- [Directions for this task]:
Write out each line of the material again, word for word.

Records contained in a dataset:
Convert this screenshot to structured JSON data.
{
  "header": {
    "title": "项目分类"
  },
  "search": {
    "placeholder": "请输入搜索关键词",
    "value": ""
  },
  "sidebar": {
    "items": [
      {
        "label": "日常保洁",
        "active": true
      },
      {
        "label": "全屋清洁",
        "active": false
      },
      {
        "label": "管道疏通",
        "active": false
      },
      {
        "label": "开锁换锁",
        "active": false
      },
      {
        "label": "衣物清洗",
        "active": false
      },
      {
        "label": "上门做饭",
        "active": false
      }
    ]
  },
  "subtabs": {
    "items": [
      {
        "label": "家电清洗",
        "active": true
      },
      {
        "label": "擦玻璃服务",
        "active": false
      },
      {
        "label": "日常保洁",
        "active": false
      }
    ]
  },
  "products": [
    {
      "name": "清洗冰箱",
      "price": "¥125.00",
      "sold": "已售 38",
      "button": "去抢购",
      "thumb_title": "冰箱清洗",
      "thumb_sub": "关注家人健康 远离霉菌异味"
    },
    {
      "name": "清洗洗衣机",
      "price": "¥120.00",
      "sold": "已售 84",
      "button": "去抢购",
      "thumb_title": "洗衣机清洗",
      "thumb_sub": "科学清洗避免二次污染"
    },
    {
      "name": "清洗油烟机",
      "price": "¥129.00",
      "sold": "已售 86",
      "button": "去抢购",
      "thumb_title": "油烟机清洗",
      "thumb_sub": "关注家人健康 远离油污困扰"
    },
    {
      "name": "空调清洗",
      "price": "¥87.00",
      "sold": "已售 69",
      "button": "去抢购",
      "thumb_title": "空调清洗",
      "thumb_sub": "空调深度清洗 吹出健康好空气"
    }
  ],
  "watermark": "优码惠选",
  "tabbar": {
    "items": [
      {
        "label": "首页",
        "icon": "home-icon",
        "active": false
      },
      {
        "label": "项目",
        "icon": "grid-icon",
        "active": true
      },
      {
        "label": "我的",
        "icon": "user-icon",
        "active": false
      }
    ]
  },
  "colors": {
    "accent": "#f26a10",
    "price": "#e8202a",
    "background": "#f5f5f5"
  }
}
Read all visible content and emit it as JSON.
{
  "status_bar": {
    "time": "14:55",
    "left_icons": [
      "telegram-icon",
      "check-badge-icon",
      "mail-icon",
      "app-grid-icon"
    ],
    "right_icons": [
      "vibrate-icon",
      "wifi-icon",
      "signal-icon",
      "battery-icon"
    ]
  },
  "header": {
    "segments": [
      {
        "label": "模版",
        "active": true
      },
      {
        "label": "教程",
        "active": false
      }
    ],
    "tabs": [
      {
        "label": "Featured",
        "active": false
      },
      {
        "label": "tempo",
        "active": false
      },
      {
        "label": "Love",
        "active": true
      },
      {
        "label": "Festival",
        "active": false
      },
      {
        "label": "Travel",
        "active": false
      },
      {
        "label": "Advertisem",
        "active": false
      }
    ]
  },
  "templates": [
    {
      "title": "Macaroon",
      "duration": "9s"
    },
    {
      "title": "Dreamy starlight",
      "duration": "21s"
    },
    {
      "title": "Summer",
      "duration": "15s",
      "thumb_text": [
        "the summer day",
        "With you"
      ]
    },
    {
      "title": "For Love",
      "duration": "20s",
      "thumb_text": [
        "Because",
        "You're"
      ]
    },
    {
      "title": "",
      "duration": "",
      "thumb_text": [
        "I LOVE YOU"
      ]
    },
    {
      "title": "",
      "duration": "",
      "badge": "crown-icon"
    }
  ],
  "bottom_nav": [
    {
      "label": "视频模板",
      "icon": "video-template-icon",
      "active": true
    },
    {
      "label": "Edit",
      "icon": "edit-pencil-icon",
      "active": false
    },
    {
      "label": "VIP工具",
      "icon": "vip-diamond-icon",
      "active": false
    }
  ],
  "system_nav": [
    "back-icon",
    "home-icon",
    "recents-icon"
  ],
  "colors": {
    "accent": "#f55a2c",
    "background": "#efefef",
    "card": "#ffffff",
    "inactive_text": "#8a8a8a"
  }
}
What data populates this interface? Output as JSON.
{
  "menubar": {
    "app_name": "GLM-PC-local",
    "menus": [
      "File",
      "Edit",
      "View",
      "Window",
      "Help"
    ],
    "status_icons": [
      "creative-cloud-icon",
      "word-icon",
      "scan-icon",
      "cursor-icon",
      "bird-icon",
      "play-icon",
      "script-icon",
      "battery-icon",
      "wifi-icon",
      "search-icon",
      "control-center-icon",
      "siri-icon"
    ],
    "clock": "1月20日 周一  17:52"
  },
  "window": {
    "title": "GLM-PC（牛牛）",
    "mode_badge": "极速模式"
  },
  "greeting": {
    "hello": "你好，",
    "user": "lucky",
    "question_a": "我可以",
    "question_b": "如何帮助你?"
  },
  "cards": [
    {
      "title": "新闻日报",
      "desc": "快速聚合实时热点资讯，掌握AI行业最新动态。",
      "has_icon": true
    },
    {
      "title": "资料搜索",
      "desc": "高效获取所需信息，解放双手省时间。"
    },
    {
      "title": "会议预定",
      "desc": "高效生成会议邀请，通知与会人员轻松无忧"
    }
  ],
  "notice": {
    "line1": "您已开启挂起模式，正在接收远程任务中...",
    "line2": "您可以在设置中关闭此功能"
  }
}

- [Result of the task]:
Convert this screenshot to structured JSON data.
{
  "header": {
    "title": "项目分类"
  },
  "search": {
    "placeholder": "请输入搜索关键词",
    "value": ""
  },
  "sidebar": {
    "items": [
      {
        "label": "日常保洁",
        "active": true
      },
      {
        "label": "全屋清洁",
        "active": false
      },
      {
        "label": "管道疏通",
        "active": false
      },
      {
        "label": "开锁换锁",
        "active": false
      },
      {
        "label": "衣物清洗",
        "active": false
      },
      {
        "label": "上门做饭",
        "active": false
      }
    ]
  },
  "subtabs": {
    "items": [
      {
        "label": "家电清洗",
        "active": true
      },
      {
        "label": "擦玻璃服务",
        "active": false
      },
      {
        "label": "日常保洁",
        "active": false
      }
    ]
  },
  "products": [
    {
      "name": "清洗冰箱",
      "price": "¥125.00",
      "sold": "已售 38",
      "button": "去抢购",
      "thumb_title": "冰箱清洗",
      "thumb_sub": "关注家人健康 远离霉菌异味"
    },
    {
      "name": "清洗洗衣机",
      "price": "¥120.00",
      "sold": "已售 84",
      "button": "去抢购",
      "thumb_title": "洗衣机清洗",
      "thumb_sub": "科学清洗避免二次污染"
    },
    {
      "name": "清洗油烟机",
      "price": "¥129.00",
      "sold": "已售 86",
      "button": "去抢购",
      "thumb_title": "油烟机清洗",
      "thumb_sub": "关注家人健康 远离油污困扰"
    },
    {
      "name": "空调清洗",
      "price": "¥87.00",
      "sold": "已售 69",
      "button": "去抢购",
      "thumb_title": "空调清洗",
      "thumb_sub": "空调深度清洗 吹出健康好空气"
    }
  ],
  "watermark": "优码惠选",
  "tabbar": {
    "items": [
      {
        "label": "首页",
        "icon": "home-icon",
        "active": false
      },
      {
        "label": "项目",
        "icon": "grid-icon",
        "active": true
      },
      {
        "label": "我的",
        "icon": "user-icon",
        "active": false
      }
    ]
  },
  "colors": {
    "accent": "#f26a10",
    "price": "#e8202a",
    "background": "#f5f5f5"
  }
}
Read all visible content and emit it as JSON.
{
  "status_bar": {
    "time": "14:55",
    "left_icons": [
      "telegram-icon",
      "check-badge-icon",
      "mail-icon",
      "app-grid-icon"
    ],
    "right_icons": [
      "vibrate-icon",
      "wifi-icon",
      "signal-icon",
      "battery-icon"
    ]
  },
  "header": {
    "segments": [
      {
        "label": "模版",
        "active": true
      },
      {
        "label": "教程",
        "active": false
      }
    ],
    "tabs": [
      {
        "label": "Featured",
        "active": false
      },
      {
        "label": "tempo",
        "active": false
      },
      {
        "label": "Love",
        "active": true
      },
      {
        "label": "Festival",
        "active": false
      },
      {
        "label": "Travel",
        "active": false
      },
      {
        "label": "Advertisem",
        "active": false
      }
    ]
  },
  "templates": [
    {
      "title": "Macaroon",
      "duration": "9s"
    },
    {
      "title": "Dreamy starlight",
      "duration": "21s"
    },
    {
      "title": "Summer",
      "duration": "15s",
      "thumb_text": [
        "the summer day",
        "With you"
      ]
    },
    {
      "title": "For Love",
      "duration": "20s",
      "thumb_text": [
        "Because",
        "You're"
      ]
    },
    {
      "title": "",
      "duration": "",
      "thumb_text": [
        "I LOVE YOU"
      ]
    },
    {
      "title": "",
      "duration": "",
      "badge": "crown-icon"
    }
  ],
  "bottom_nav": [
    {
      "label": "视频模板",
      "icon": "video-template-icon",
      "active": true
    },
    {
      "label": "Edit",
      "icon": "edit-pencil-icon",
      "active": false
    },
    {
      "label": "VIP工具",
      "icon": "vip-diamond-icon",
      "active": false
    }
  ],
  "system_nav": [
    "back-icon",
    "home-icon",
    "recents-icon"
  ],
  "colors": {
    "accent": "#f55a2c",
    "background": "#efefef",
    "card": "#ffffff",
    "inactive_text": "#8a8a8a"
  }
}
What data populates this interface? Output as JSON.
{
  "menubar": {
    "app_name": "GLM-PC-local",
    "menus": [
      "File",
      "Edit",
      "View",
      "Window",
      "Help"
    ],
    "status_icons": [
      "creative-cloud-icon",
      "word-icon",
      "scan-icon",
      "cursor-icon",
      "bird-icon",
      "play-icon",
      "script-icon",
      "battery-icon",
      "wifi-icon",
      "search-icon",
      "control-center-icon",
      "siri-icon"
    ],
    "clock": "1月20日 周一  17:52"
  },
  "window": {
    "title": "GLM-PC（牛牛）",
    "mode_badge": "极速模式"
  },
  "greeting": {
    "hello": "你好，",
    "user": "lucky",
    "question_a": "我可以",
    "question_b": "如何帮助你?"
  },
  "cards": [
    {
      "title": "新闻日报",
      "desc": "快速聚合实时热点资讯，掌握AI行业最新动态。",
      "has_icon": true
    },
    {
      "title": "资料搜索",
      "desc": "高效获取所需信息，解放双手省时间。"
    },
    {
      "title": "会议预定",
      "desc": "高效生成会议邀请，通知与会人员轻松无忧"
    }
  ],
  "notice": {
    "line1": "您已开启挂起模式，正在接收远程任务中...",
    "line2": "您可以在设置中关闭此功能"
  }
}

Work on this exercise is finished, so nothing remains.